### Entries
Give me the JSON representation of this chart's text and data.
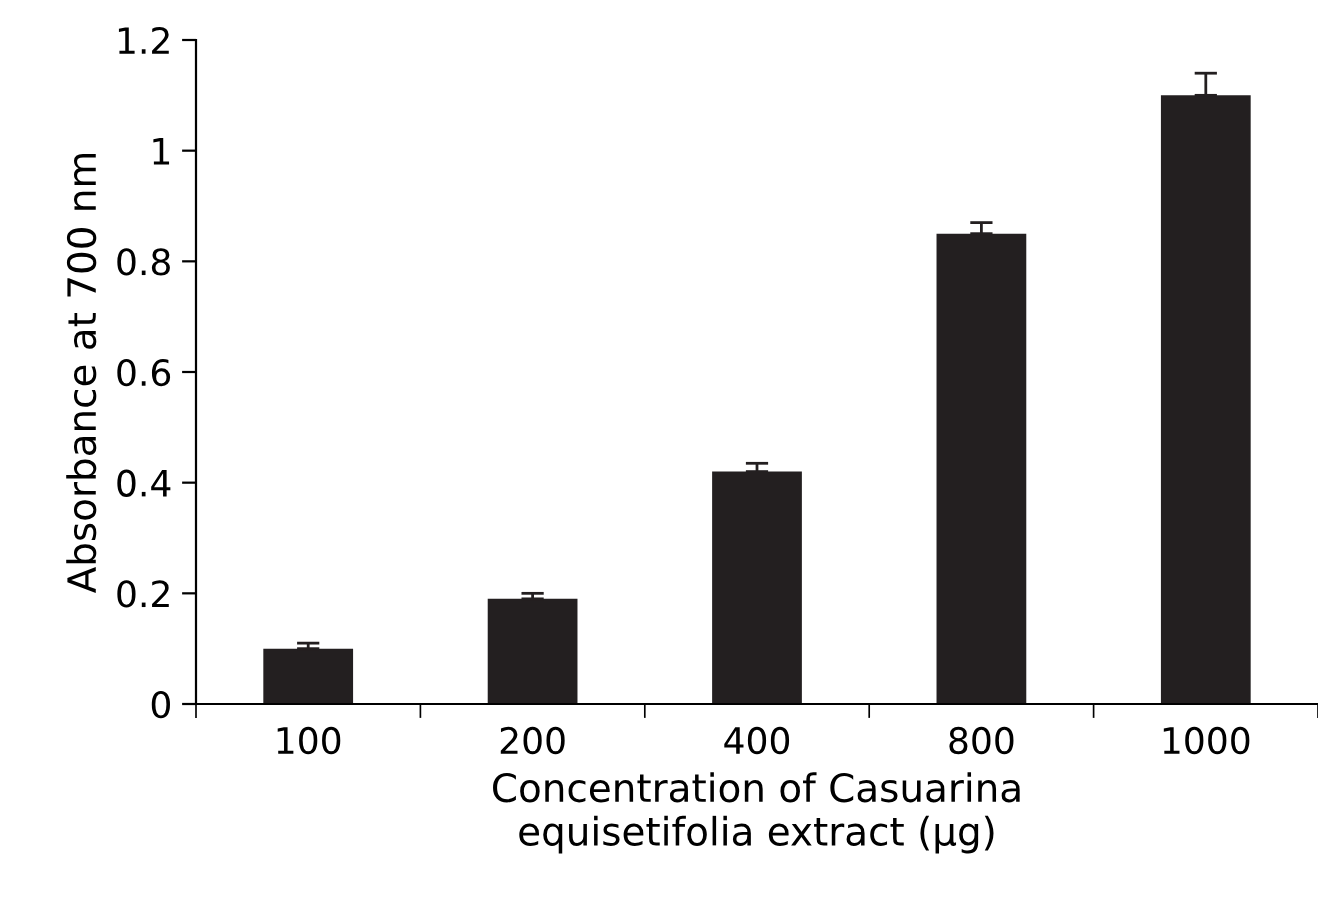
{
  "chart_data": {
    "type": "bar",
    "xlabel": "Concentration of Casuarina\nequisetifolia extract (µg)",
    "ylabel": "Absorbance at 700 nm",
    "categories": [
      "100",
      "200",
      "400",
      "800",
      "1000"
    ],
    "values": [
      0.1,
      0.19,
      0.42,
      0.85,
      1.1
    ],
    "errors": [
      [
        0.1,
        0.11
      ],
      [
        0.19,
        0.2
      ],
      [
        0.42,
        0.435
      ],
      [
        0.85,
        0.87
      ],
      [
        1.1,
        1.14
      ]
    ],
    "color": "#231f20",
    "ylim": [
      0,
      1.2
    ],
    "yticks": [
      0,
      0.2,
      0.4,
      0.6,
      0.8,
      1,
      1.2
    ],
    "grid": false,
    "legend": false
  }
}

### Exercise objective
Without the pictures, write out the whole listing above exactly as it appears.

### Result of this exercise
Give me the JSON representation of this chart's text and data.
{
  "chart_data": {
    "type": "bar",
    "xlabel": "Concentration of Casuarina\nequisetifolia extract (µg)",
    "ylabel": "Absorbance at 700 nm",
    "categories": [
      "100",
      "200",
      "400",
      "800",
      "1000"
    ],
    "values": [
      0.1,
      0.19,
      0.42,
      0.85,
      1.1
    ],
    "errors": [
      [
        0.1,
        0.11
      ],
      [
        0.19,
        0.2
      ],
      [
        0.42,
        0.435
      ],
      [
        0.85,
        0.87
      ],
      [
        1.1,
        1.14
      ]
    ],
    "color": "#231f20",
    "ylim": [
      0,
      1.2
    ],
    "yticks": [
      0,
      0.2,
      0.4,
      0.6,
      0.8,
      1,
      1.2
    ],
    "grid": false,
    "legend": false
  }
}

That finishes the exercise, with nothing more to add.